### TASK PROMPT
Write out the entries below once more, exactly, with the pictures left out.

### SOURCE MATERIAL
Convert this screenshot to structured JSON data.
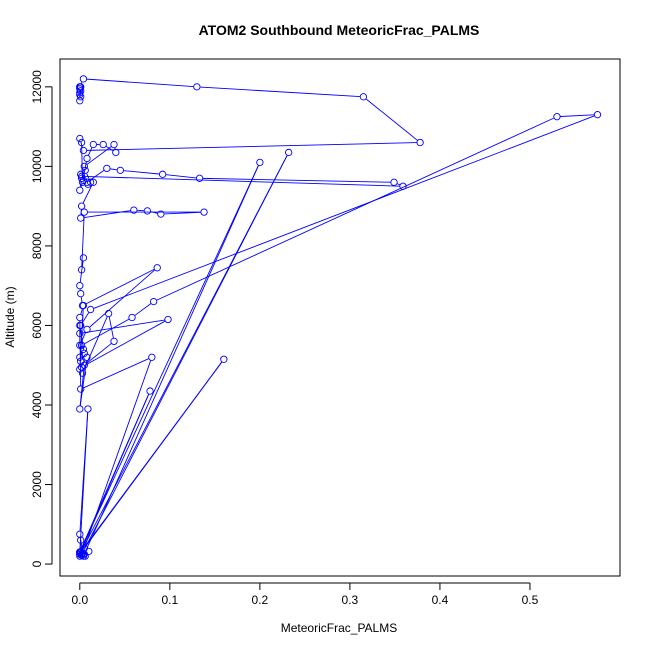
{
  "chart_data": {
    "type": "line",
    "title": "ATOM2 Southbound MeteoricFrac_PALMS",
    "xlabel": "MeteoricFrac_PALMS",
    "ylabel": "Altitude (m)",
    "xlim": [
      -0.022,
      0.6
    ],
    "ylim": [
      -300,
      12700
    ],
    "x_ticks": [
      0.0,
      0.1,
      0.2,
      0.3,
      0.4,
      0.5
    ],
    "x_tick_labels": [
      "0.0",
      "0.1",
      "0.2",
      "0.3",
      "0.4",
      "0.5"
    ],
    "y_ticks": [
      0,
      2000,
      4000,
      6000,
      8000,
      10000,
      12000
    ],
    "y_tick_labels": [
      "0",
      "2000",
      "4000",
      "6000",
      "8000",
      "10000",
      "12000"
    ],
    "grid": false,
    "color": "#0000ff",
    "series": [
      {
        "x": [
          0.001,
          0.001,
          0.0,
          0.0,
          0.0,
          0.001,
          0.0,
          0.0,
          0.0,
          0.004,
          0.13,
          0.315,
          0.378,
          0.004,
          0.0,
          0.002,
          0.003,
          0.008,
          0.015,
          0.026,
          0.04,
          0.038,
          0.005,
          0.002,
          0.0,
          0.004,
          0.001,
          0.008,
          0.03,
          0.045,
          0.092,
          0.133,
          0.349,
          0.359,
          0.002,
          0.006,
          0.012,
          0.009,
          0.015,
          0.002,
          0.001,
          0.06,
          0.075,
          0.09,
          0.138,
          0.005,
          0.002,
          0.004,
          0.0,
          0.001,
          0.003,
          0.086,
          0.008,
          0.0,
          0.0,
          0.005,
          0.001,
          0.004,
          0.0,
          0.002,
          0.058,
          0.082,
          0.53,
          0.575,
          0.012,
          0.001,
          0.0,
          0.098,
          0.002,
          0.003,
          0.032,
          0.038,
          0.005,
          0.0,
          0.008,
          0.0,
          0.004,
          0.0,
          0.001,
          0.08,
          0.005,
          0.16,
          0.001,
          0.002,
          0.0,
          0.01,
          0.005,
          0.0,
          0.078,
          0.001,
          0.002,
          0.0,
          0.232,
          0.003,
          0.0,
          0.2,
          0.004,
          0.0,
          0.009,
          0.0,
          0.006,
          0.0,
          0.001,
          0.0,
          0.004
        ],
        "y": [
          11750,
          12000,
          11650,
          12000,
          11800,
          11900,
          11850,
          11950,
          12000,
          12200,
          12000,
          11750,
          10600,
          10400,
          10700,
          10600,
          9600,
          10200,
          10550,
          10550,
          10350,
          10550,
          10000,
          9700,
          9400,
          9650,
          9800,
          9600,
          9950,
          9900,
          9800,
          9700,
          9600,
          9500,
          9750,
          9900,
          9600,
          9550,
          9600,
          9000,
          8700,
          8900,
          8880,
          8800,
          8850,
          8850,
          7400,
          7700,
          7000,
          6800,
          6500,
          7450,
          5900,
          5500,
          6000,
          5300,
          5100,
          5400,
          5200,
          5500,
          6200,
          6600,
          11250,
          11300,
          6400,
          6000,
          5800,
          6150,
          4950,
          4800,
          6300,
          5600,
          5000,
          3900,
          5200,
          4900,
          6500,
          6200,
          4400,
          5200,
          400,
          5150,
          300,
          250,
          200,
          320,
          250,
          300,
          4350,
          300,
          220,
          250,
          10350,
          280,
          300,
          10100,
          200,
          750,
          3900,
          300,
          200,
          250,
          600,
          300,
          250
        ]
      }
    ]
  }
}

### SOLUTION FOR THIS TASK
Convert this screenshot to structured JSON data.
{
  "chart_data": {
    "type": "line",
    "title": "ATOM2 Southbound MeteoricFrac_PALMS",
    "xlabel": "MeteoricFrac_PALMS",
    "ylabel": "Altitude (m)",
    "xlim": [
      -0.022,
      0.6
    ],
    "ylim": [
      -300,
      12700
    ],
    "x_ticks": [
      0.0,
      0.1,
      0.2,
      0.3,
      0.4,
      0.5
    ],
    "x_tick_labels": [
      "0.0",
      "0.1",
      "0.2",
      "0.3",
      "0.4",
      "0.5"
    ],
    "y_ticks": [
      0,
      2000,
      4000,
      6000,
      8000,
      10000,
      12000
    ],
    "y_tick_labels": [
      "0",
      "2000",
      "4000",
      "6000",
      "8000",
      "10000",
      "12000"
    ],
    "grid": false,
    "color": "#0000ff",
    "series": [
      {
        "x": [
          0.001,
          0.001,
          0.0,
          0.0,
          0.0,
          0.001,
          0.0,
          0.0,
          0.0,
          0.004,
          0.13,
          0.315,
          0.378,
          0.004,
          0.0,
          0.002,
          0.003,
          0.008,
          0.015,
          0.026,
          0.04,
          0.038,
          0.005,
          0.002,
          0.0,
          0.004,
          0.001,
          0.008,
          0.03,
          0.045,
          0.092,
          0.133,
          0.349,
          0.359,
          0.002,
          0.006,
          0.012,
          0.009,
          0.015,
          0.002,
          0.001,
          0.06,
          0.075,
          0.09,
          0.138,
          0.005,
          0.002,
          0.004,
          0.0,
          0.001,
          0.003,
          0.086,
          0.008,
          0.0,
          0.0,
          0.005,
          0.001,
          0.004,
          0.0,
          0.002,
          0.058,
          0.082,
          0.53,
          0.575,
          0.012,
          0.001,
          0.0,
          0.098,
          0.002,
          0.003,
          0.032,
          0.038,
          0.005,
          0.0,
          0.008,
          0.0,
          0.004,
          0.0,
          0.001,
          0.08,
          0.005,
          0.16,
          0.001,
          0.002,
          0.0,
          0.01,
          0.005,
          0.0,
          0.078,
          0.001,
          0.002,
          0.0,
          0.232,
          0.003,
          0.0,
          0.2,
          0.004,
          0.0,
          0.009,
          0.0,
          0.006,
          0.0,
          0.001,
          0.0,
          0.004
        ],
        "y": [
          11750,
          12000,
          11650,
          12000,
          11800,
          11900,
          11850,
          11950,
          12000,
          12200,
          12000,
          11750,
          10600,
          10400,
          10700,
          10600,
          9600,
          10200,
          10550,
          10550,
          10350,
          10550,
          10000,
          9700,
          9400,
          9650,
          9800,
          9600,
          9950,
          9900,
          9800,
          9700,
          9600,
          9500,
          9750,
          9900,
          9600,
          9550,
          9600,
          9000,
          8700,
          8900,
          8880,
          8800,
          8850,
          8850,
          7400,
          7700,
          7000,
          6800,
          6500,
          7450,
          5900,
          5500,
          6000,
          5300,
          5100,
          5400,
          5200,
          5500,
          6200,
          6600,
          11250,
          11300,
          6400,
          6000,
          5800,
          6150,
          4950,
          4800,
          6300,
          5600,
          5000,
          3900,
          5200,
          4900,
          6500,
          6200,
          4400,
          5200,
          400,
          5150,
          300,
          250,
          200,
          320,
          250,
          300,
          4350,
          300,
          220,
          250,
          10350,
          280,
          300,
          10100,
          200,
          750,
          3900,
          300,
          200,
          250,
          600,
          300,
          250
        ]
      }
    ]
  }
}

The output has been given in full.